Your objective:
Copy the records from the start through the line containing "y-axis-end-tick — [106, 180, 119, 183]", replacing "healthcare" with "health" and keeping everything else the same.

Data in this exercise:
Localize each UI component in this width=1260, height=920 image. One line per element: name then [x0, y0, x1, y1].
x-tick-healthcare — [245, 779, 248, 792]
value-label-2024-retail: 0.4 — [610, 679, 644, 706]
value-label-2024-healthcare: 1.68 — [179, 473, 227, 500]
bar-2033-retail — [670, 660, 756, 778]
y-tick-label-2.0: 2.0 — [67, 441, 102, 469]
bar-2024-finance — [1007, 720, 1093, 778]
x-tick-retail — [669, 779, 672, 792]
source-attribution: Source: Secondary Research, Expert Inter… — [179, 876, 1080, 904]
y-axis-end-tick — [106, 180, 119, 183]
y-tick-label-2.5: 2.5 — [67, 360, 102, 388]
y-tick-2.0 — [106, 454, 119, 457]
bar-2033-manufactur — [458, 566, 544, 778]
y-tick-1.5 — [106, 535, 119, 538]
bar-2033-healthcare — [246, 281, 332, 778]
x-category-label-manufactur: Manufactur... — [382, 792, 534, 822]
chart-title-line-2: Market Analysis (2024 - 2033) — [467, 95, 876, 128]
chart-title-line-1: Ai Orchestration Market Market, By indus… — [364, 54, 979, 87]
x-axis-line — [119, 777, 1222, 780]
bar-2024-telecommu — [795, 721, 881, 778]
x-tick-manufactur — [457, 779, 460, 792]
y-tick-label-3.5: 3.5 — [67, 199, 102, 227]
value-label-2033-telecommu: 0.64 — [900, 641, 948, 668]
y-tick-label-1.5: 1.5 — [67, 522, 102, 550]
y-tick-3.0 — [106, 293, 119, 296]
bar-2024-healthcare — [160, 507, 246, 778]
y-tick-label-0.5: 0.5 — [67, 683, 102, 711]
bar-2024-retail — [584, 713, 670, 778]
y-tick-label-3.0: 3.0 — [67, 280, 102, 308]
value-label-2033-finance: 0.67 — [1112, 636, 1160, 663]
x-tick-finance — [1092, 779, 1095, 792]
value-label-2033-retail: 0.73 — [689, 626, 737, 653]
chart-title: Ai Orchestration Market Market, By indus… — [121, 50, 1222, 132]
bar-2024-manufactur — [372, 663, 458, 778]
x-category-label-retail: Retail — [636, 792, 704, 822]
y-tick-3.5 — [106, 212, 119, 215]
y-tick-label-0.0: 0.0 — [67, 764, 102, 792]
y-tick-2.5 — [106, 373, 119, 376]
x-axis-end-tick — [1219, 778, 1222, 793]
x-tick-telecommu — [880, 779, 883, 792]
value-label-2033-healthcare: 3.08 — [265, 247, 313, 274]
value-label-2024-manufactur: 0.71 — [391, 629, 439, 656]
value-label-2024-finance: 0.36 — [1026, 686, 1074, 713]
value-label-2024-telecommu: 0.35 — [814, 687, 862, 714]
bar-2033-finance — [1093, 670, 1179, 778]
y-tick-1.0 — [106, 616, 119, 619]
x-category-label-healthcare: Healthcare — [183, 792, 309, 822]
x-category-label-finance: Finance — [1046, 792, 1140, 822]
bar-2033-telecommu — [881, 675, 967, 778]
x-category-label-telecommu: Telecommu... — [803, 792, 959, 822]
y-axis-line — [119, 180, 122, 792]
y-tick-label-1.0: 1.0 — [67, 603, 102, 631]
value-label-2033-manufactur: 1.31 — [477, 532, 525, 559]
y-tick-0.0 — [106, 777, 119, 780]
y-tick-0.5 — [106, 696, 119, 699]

Full output:
Localize each UI component in this width=1260, height=920 image. One line per element: name then [x0, y0, x1, y1].
x-tick-health — [245, 779, 248, 792]
value-label-2024-retail: 0.4 — [610, 679, 644, 706]
value-label-2024-health: 1.68 — [179, 473, 227, 500]
bar-2033-retail — [670, 660, 756, 778]
y-tick-label-2.0: 2.0 — [67, 441, 102, 469]
bar-2024-finance — [1007, 720, 1093, 778]
x-tick-retail — [669, 779, 672, 792]
source-attribution: Source: Secondary Research, Expert Inter… — [179, 876, 1080, 904]
y-axis-end-tick — [106, 180, 119, 183]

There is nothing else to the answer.